- **TO DO**: Listed below are entries; give the number of lines among them that include "gain", and only that number.

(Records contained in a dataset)
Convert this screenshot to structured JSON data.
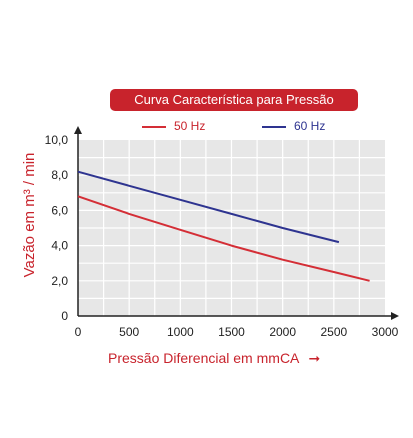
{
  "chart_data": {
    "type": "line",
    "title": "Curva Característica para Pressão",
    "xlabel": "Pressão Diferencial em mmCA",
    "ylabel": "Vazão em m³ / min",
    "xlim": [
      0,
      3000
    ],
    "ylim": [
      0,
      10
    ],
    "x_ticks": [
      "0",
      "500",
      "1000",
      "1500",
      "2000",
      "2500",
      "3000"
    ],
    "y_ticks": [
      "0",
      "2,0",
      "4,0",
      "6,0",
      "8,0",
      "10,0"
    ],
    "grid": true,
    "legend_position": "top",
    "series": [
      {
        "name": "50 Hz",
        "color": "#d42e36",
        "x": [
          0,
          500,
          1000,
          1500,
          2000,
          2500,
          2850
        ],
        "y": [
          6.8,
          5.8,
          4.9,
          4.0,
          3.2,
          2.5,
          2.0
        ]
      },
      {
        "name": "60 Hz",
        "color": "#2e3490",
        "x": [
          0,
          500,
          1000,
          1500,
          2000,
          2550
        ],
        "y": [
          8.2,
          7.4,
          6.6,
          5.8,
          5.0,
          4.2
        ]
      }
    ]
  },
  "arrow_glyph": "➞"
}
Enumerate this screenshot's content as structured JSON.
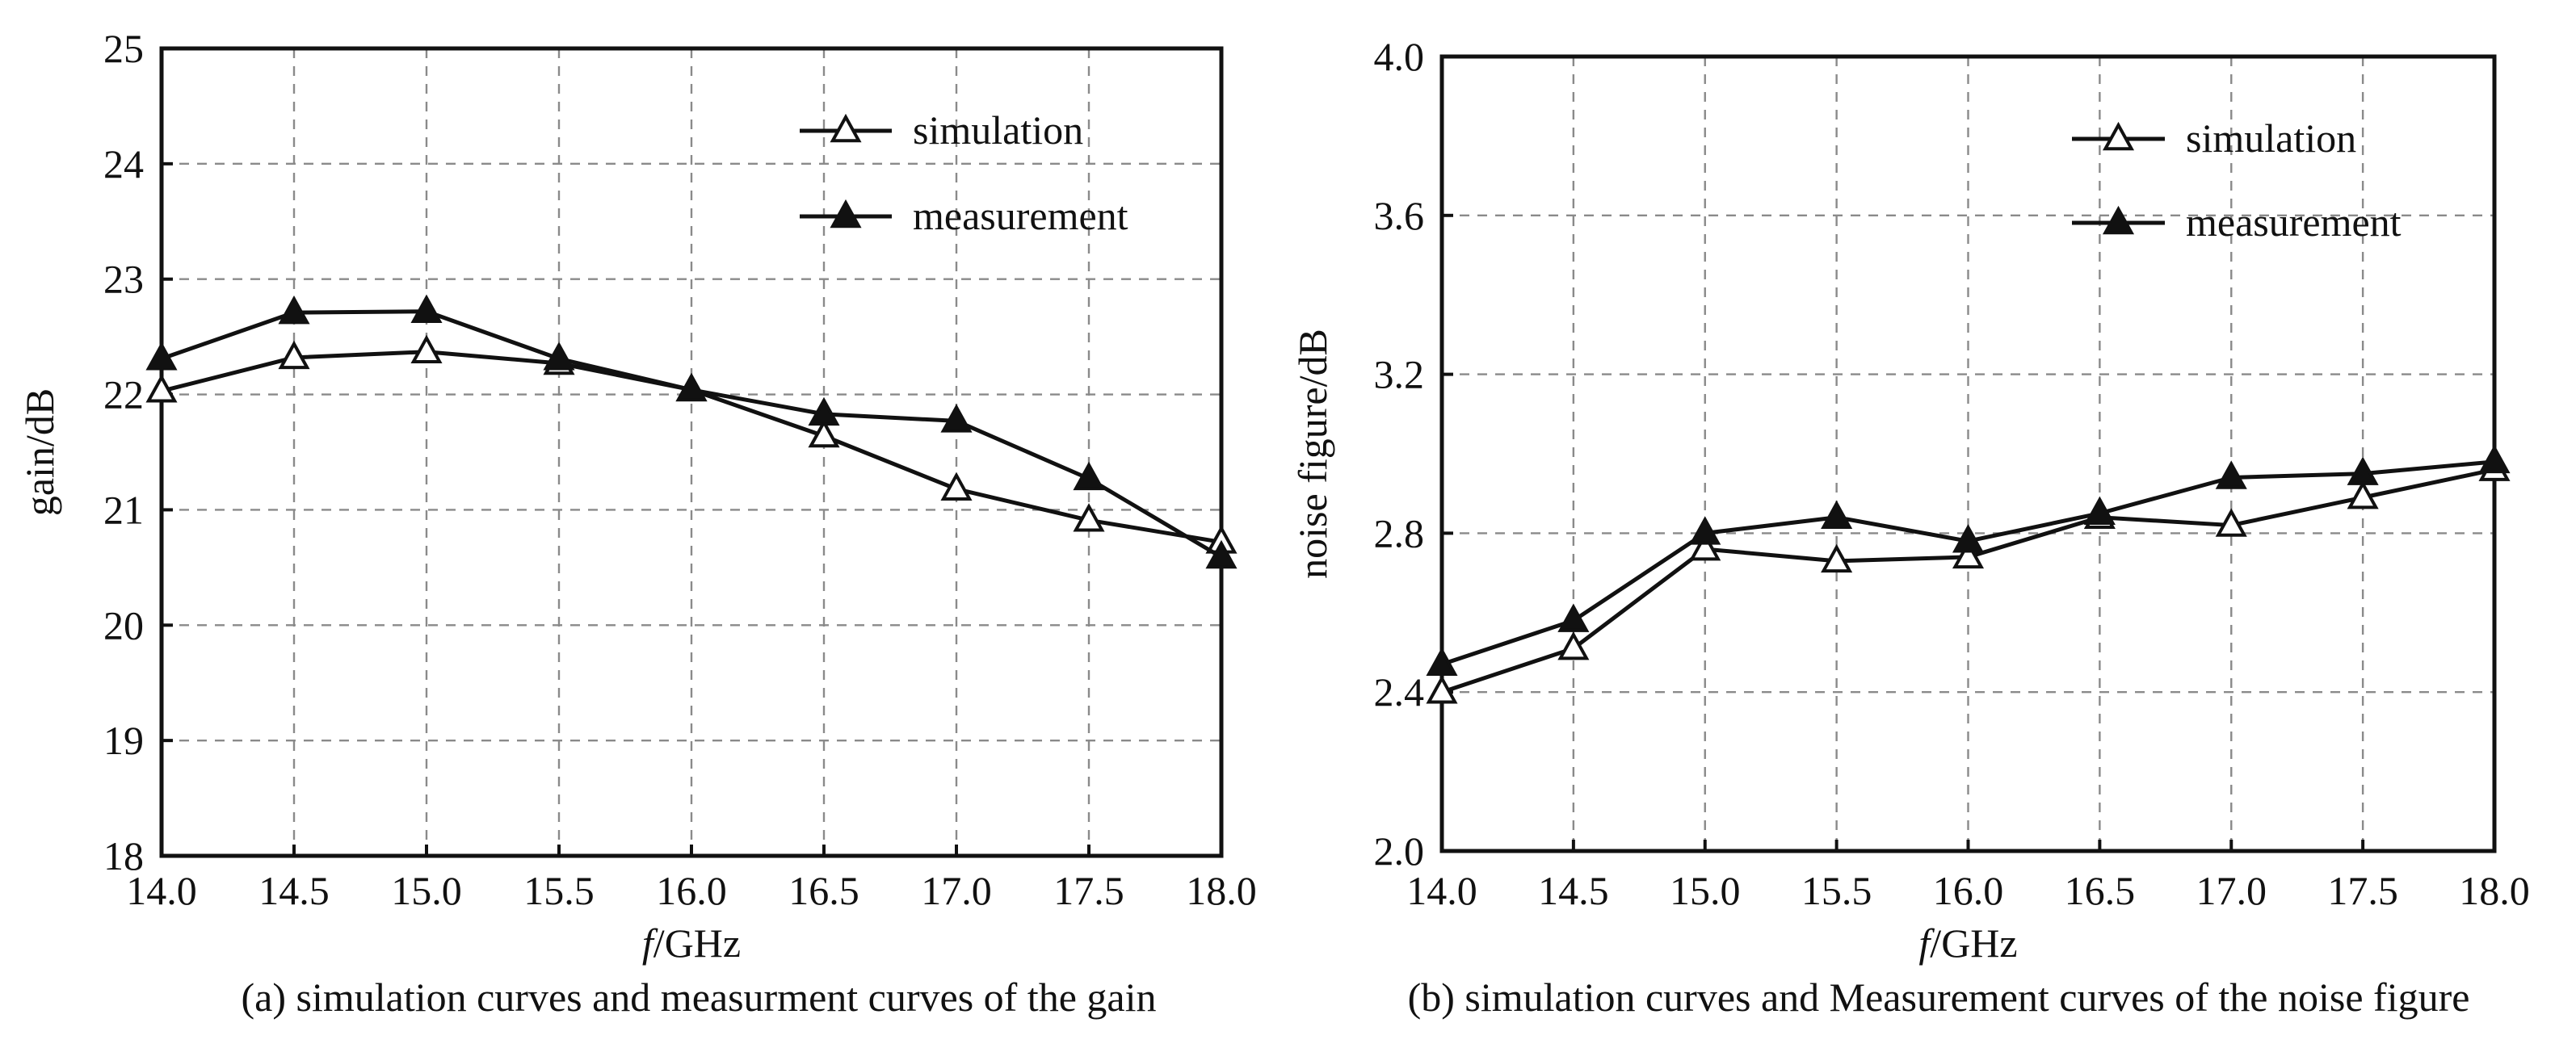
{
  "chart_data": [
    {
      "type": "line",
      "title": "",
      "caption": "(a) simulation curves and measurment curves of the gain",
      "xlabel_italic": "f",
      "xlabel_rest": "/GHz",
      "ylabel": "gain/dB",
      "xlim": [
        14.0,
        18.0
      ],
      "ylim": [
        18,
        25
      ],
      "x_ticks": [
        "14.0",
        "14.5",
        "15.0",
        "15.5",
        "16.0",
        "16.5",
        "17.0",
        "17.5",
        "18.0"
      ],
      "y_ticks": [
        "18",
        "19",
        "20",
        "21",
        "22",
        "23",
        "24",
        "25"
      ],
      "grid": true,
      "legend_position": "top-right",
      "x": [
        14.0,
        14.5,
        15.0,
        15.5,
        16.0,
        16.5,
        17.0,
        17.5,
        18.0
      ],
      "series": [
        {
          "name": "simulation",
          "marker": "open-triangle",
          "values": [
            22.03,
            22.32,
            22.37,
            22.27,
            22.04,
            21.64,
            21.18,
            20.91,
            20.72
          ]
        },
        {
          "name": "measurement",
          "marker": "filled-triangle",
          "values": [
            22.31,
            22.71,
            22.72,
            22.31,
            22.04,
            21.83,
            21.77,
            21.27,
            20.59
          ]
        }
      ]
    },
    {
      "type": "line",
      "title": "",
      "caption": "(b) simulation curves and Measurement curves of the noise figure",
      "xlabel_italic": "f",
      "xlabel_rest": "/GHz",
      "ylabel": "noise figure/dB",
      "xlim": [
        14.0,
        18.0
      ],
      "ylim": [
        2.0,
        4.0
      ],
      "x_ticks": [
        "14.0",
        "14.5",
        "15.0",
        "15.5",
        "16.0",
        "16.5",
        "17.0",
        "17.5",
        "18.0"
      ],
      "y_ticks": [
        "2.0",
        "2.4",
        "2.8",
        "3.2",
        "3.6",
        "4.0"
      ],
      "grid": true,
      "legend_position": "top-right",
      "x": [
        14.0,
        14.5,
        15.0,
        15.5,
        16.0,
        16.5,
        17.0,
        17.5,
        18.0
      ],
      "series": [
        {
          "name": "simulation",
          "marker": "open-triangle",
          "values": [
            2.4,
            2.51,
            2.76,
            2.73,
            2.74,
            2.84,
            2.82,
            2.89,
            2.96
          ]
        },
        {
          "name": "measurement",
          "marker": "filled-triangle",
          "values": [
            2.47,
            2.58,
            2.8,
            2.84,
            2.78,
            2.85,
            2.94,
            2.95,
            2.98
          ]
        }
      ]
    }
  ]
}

- **OUTPUT OF THE EXERCISE**: 2